Supplied data:
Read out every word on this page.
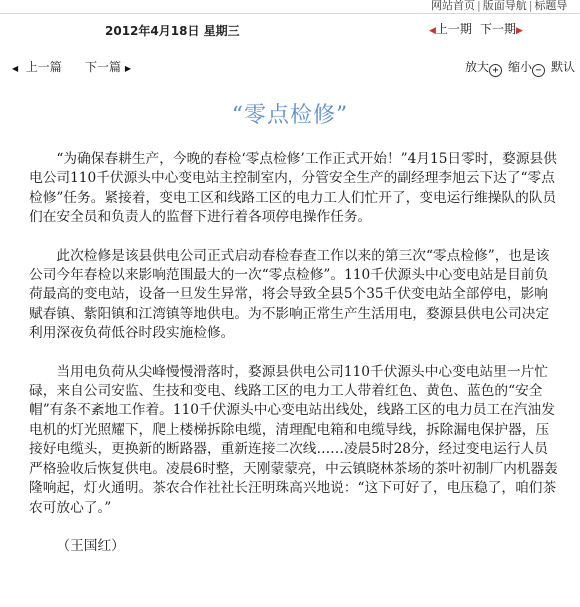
网站首页 | 版面导航 | 标题导
2012年4月18日 星期三	◀上一期 下一期▶
◀ 上一篇 下一篇 ▶	放大 + 缩小 − 默认
“零点检修”

“为确保春耕生产，今晚的春检‘零点检修’工作正式开始！”4月15日零时，婺源县供电公司110千伏源头中心变电站主控制室内，分管安全生产的副经理李旭云下达了“零点检修”任务。紧接着，变电工区和线路工区的电力工人们忙开了，变电运行维操队的队员们在安全员和负责人的监督下进行着各项停电操作任务。

此次检修是该县供电公司正式启动春检春查工作以来的第三次“零点检修”，也是该公司今年春检以来影响范围最大的一次“零点检修”。110千伏源头中心变电站是目前负荷最高的变电站，设备一旦发生异常，将会导致全县5个35千伏变电站全部停电，影响赋春镇、紫阳镇和江湾镇等地供电。为不影响正常生产生活用电，婺源县供电公司决定利用深夜负荷低谷时段实施检修。

当用电负荷从尖峰慢慢滑落时，婺源县供电公司110千伏源头中心变电站里一片忙碌，来自公司安监、生技和变电、线路工区的电力工人带着红色、黄色、蓝色的“安全帽”有条不紊地工作着。110千伏源头中心变电站出线处，线路工区的电力员工在汽油发电机的灯光照耀下，爬上楼梯拆除电缆，清理配电箱和电缆导线，拆除漏电保护器，压接好电缆头，更换新的断路器，重新连接二次线……凌晨5时28分，经过变电运行人员严格验收后恢复供电。凌晨6时整，天刚蒙蒙亮，中云镇晓林茶场的茶叶初制厂内机器轰隆响起，灯火通明。茶农合作社社长汪明珠高兴地说：“这下可好了，电压稳了，咱们茶农可放心了。”

（王国红）
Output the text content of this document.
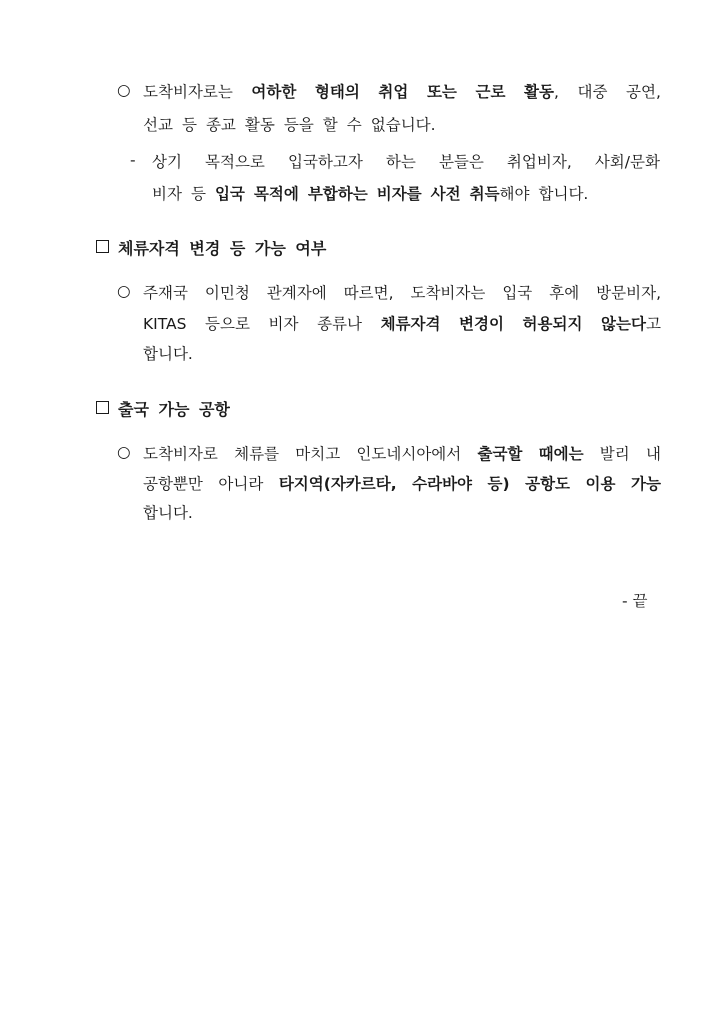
○ 도착비자로는 여하한 형태의 취업 또는 근로 활동, 대중 공연,
선교 등 종교 활동 등을 할 수 없습니다.
- 상기 목적으로 입국하고자 하는 분들은 취업비자, 사회/문화
비자 등 입국 목적에 부합하는 비자를 사전 취득해야 합니다.
체류자격 변경 등 가능 여부
○ 주재국 이민청 관계자에 따르면, 도착비자는 입국 후에 방문비자,
KITAS 등으로 비자 종류나 체류자격 변경이 허용되지 않는다고
합니다.
출국 가능 공항
○ 도착비자로 체류를 마치고 인도네시아에서 출국할 때에는 발리 내
공항뿐만 아니라 타지역(자카르타, 수라바야 등) 공항도 이용 가능
합니다.
- 끝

Given problem: Across the data, tally the lines containing "체류자격" and give back the number alone.

Result: 2